*Challenge*:
Print the complete set of entries exactly.

*Records contained in a dataset*:
%%
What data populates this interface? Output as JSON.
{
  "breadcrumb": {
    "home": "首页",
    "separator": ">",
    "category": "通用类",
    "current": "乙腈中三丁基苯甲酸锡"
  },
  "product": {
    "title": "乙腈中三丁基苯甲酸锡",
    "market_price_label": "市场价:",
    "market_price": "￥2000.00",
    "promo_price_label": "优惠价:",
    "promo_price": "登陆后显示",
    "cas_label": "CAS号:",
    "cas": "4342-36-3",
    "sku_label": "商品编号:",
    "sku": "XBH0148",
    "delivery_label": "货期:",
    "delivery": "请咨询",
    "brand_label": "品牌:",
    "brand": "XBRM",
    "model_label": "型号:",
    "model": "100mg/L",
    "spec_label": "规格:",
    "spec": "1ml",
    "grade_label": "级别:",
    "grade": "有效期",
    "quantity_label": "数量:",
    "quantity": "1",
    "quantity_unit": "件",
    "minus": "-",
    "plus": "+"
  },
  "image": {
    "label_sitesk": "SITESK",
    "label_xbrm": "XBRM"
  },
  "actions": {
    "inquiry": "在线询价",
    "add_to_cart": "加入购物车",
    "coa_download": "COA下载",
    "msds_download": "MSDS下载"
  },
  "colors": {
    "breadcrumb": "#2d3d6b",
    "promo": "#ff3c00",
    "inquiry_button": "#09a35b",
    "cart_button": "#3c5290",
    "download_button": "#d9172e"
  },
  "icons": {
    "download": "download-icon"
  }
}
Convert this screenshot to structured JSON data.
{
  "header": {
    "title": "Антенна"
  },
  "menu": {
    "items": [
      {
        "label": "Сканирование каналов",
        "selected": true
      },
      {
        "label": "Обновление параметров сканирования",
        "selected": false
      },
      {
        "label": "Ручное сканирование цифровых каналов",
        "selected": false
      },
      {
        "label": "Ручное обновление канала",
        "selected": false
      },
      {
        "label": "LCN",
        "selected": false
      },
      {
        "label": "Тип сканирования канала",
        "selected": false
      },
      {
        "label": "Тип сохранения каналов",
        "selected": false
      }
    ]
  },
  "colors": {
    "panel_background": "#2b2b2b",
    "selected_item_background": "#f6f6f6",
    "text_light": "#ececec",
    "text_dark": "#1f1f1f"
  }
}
%%
*Finished exercise*:
What data populates this interface? Output as JSON.
{
  "breadcrumb": {
    "home": "首页",
    "separator": ">",
    "category": "通用类",
    "current": "乙腈中三丁基苯甲酸锡"
  },
  "product": {
    "title": "乙腈中三丁基苯甲酸锡",
    "market_price_label": "市场价:",
    "market_price": "￥2000.00",
    "promo_price_label": "优惠价:",
    "promo_price": "登陆后显示",
    "cas_label": "CAS号:",
    "cas": "4342-36-3",
    "sku_label": "商品编号:",
    "sku": "XBH0148",
    "delivery_label": "货期:",
    "delivery": "请咨询",
    "brand_label": "品牌:",
    "brand": "XBRM",
    "model_label": "型号:",
    "model": "100mg/L",
    "spec_label": "规格:",
    "spec": "1ml",
    "grade_label": "级别:",
    "grade": "有效期",
    "quantity_label": "数量:",
    "quantity": "1",
    "quantity_unit": "件",
    "minus": "-",
    "plus": "+"
  },
  "image": {
    "label_sitesk": "SITESK",
    "label_xbrm": "XBRM"
  },
  "actions": {
    "inquiry": "在线询价",
    "add_to_cart": "加入购物车",
    "coa_download": "COA下载",
    "msds_download": "MSDS下载"
  },
  "colors": {
    "breadcrumb": "#2d3d6b",
    "promo": "#ff3c00",
    "inquiry_button": "#09a35b",
    "cart_button": "#3c5290",
    "download_button": "#d9172e"
  },
  "icons": {
    "download": "download-icon"
  }
}
Convert this screenshot to structured JSON data.
{
  "header": {
    "title": "Антенна"
  },
  "menu": {
    "items": [
      {
        "label": "Сканирование каналов",
        "selected": true
      },
      {
        "label": "Обновление параметров сканирования",
        "selected": false
      },
      {
        "label": "Ручное сканирование цифровых каналов",
        "selected": false
      },
      {
        "label": "Ручное обновление канала",
        "selected": false
      },
      {
        "label": "LCN",
        "selected": false
      },
      {
        "label": "Тип сканирования канала",
        "selected": false
      },
      {
        "label": "Тип сохранения каналов",
        "selected": false
      }
    ]
  },
  "colors": {
    "panel_background": "#2b2b2b",
    "selected_item_background": "#f6f6f6",
    "text_light": "#ececec",
    "text_dark": "#1f1f1f"
  }
}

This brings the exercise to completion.